Data extract

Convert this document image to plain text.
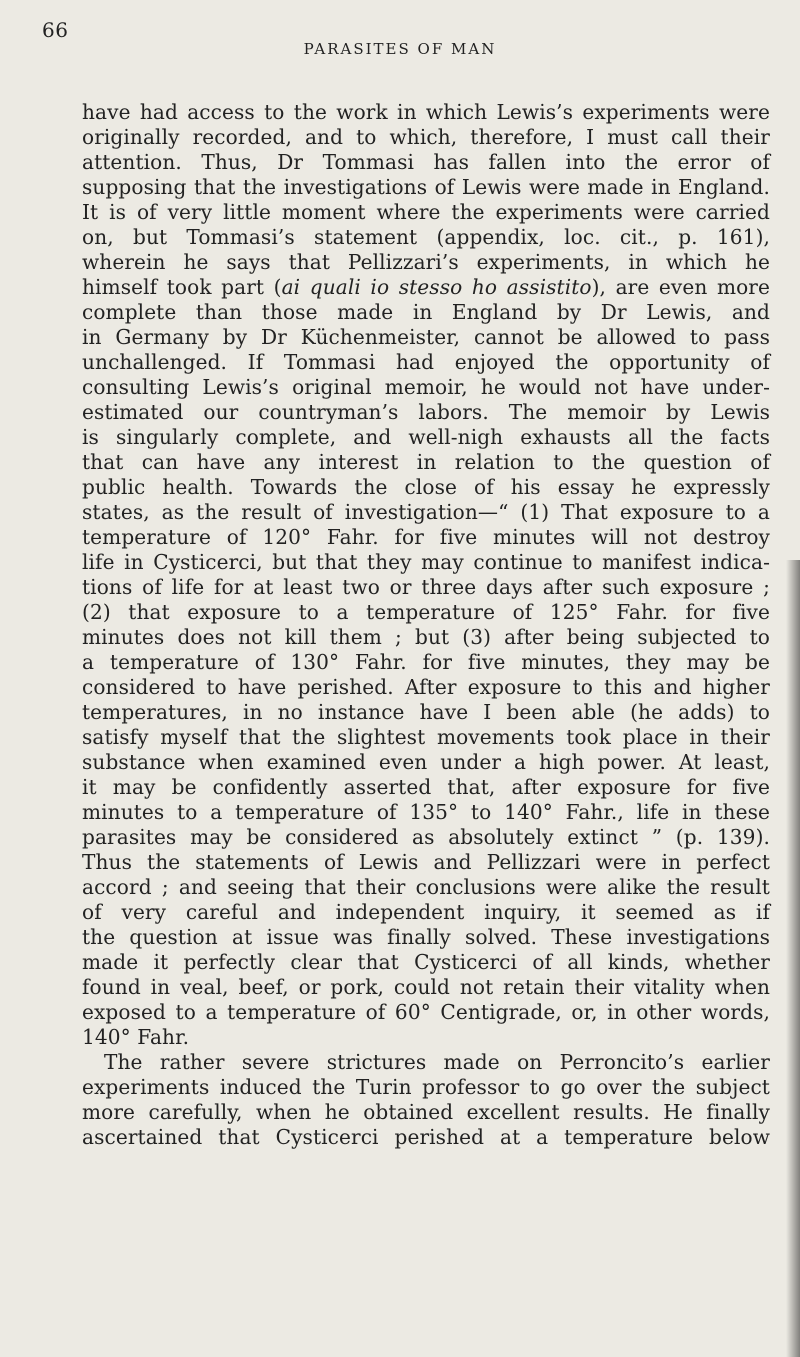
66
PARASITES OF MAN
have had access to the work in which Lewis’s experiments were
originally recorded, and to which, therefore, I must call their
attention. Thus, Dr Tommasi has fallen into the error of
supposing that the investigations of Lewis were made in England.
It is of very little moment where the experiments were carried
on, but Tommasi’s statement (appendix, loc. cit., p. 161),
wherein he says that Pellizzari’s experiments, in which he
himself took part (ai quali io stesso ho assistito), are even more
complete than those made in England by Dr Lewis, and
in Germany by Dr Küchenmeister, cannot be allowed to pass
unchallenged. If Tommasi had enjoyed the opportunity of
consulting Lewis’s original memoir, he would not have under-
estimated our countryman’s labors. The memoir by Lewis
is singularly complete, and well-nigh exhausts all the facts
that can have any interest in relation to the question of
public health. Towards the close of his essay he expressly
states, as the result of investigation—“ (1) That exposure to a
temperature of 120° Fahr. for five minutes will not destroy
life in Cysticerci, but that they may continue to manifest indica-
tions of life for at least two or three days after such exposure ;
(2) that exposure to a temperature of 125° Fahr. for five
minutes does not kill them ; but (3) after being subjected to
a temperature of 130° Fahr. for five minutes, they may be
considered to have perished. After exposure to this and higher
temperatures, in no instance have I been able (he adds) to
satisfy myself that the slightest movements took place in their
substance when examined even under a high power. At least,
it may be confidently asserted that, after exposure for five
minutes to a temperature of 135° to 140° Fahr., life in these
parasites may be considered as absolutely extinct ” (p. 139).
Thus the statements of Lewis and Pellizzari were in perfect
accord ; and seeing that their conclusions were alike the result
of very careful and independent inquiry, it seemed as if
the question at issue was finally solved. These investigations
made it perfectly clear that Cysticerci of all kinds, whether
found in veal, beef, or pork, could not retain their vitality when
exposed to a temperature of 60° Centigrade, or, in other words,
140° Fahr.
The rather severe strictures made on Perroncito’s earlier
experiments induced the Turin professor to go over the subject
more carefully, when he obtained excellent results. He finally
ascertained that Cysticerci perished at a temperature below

* * *

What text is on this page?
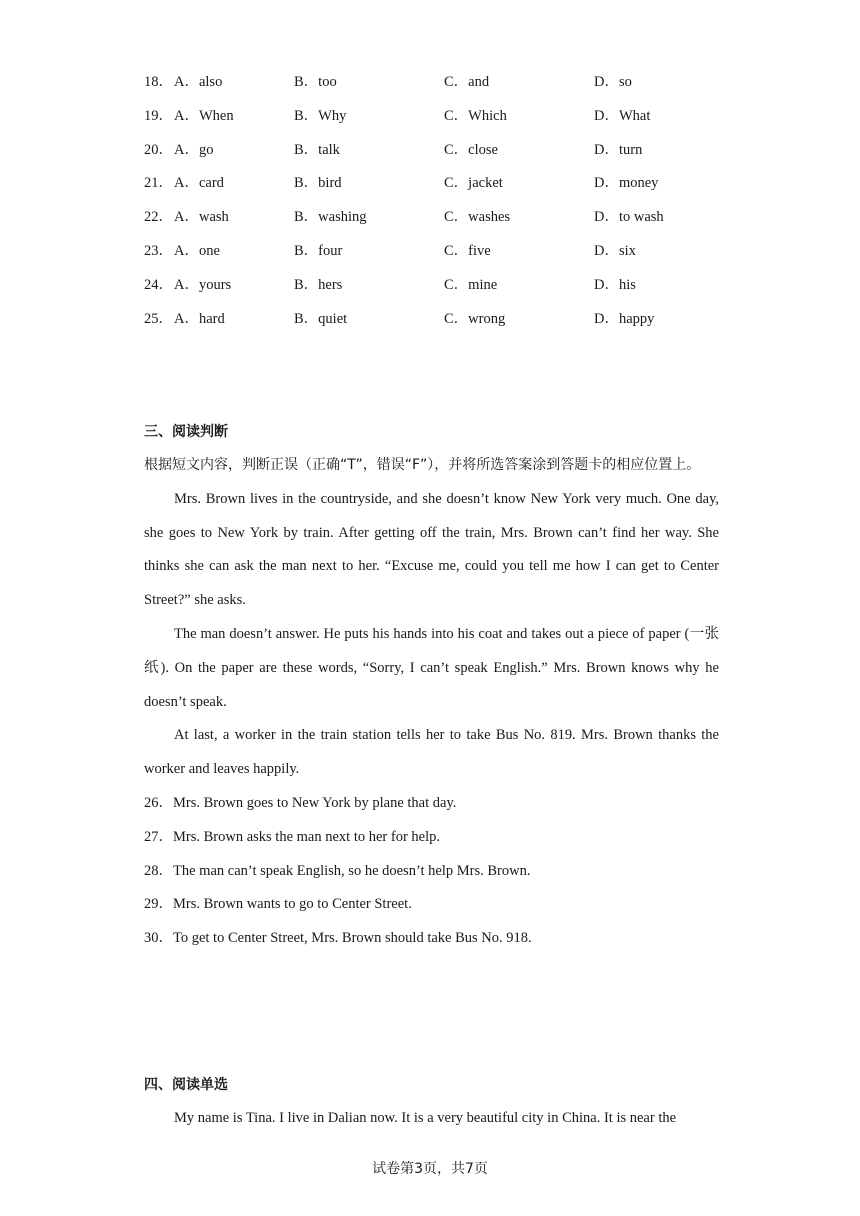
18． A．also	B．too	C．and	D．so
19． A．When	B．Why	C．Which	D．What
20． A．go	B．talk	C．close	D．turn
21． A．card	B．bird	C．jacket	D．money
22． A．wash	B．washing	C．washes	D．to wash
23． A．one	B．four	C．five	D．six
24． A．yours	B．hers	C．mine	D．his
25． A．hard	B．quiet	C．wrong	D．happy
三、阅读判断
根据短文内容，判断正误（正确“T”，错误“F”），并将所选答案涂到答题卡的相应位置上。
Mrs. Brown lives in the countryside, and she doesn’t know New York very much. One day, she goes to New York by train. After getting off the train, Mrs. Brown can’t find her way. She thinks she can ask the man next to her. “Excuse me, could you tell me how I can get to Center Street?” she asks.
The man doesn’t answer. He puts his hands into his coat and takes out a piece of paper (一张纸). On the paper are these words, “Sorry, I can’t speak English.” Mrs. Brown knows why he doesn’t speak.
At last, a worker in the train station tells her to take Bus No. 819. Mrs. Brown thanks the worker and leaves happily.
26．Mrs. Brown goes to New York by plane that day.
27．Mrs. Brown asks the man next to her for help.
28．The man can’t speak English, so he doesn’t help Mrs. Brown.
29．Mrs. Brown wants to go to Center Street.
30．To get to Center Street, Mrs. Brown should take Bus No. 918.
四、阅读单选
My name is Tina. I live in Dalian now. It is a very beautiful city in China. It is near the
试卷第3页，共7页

Task instructions
Look through the entries above; copy every line holding the string "could".

Answer to this problem
found in veal, beef, or pork, could not retain their vitality when
Mrs. Brown lives in the countryside, and she doesn’t know New York very much. One day, she goes to New York by train. After getting off the train, Mrs. Brown can’t find her way. She thinks she can ask the man next to her. “Excuse me, could you tell me how I can get to Center Street?” she asks.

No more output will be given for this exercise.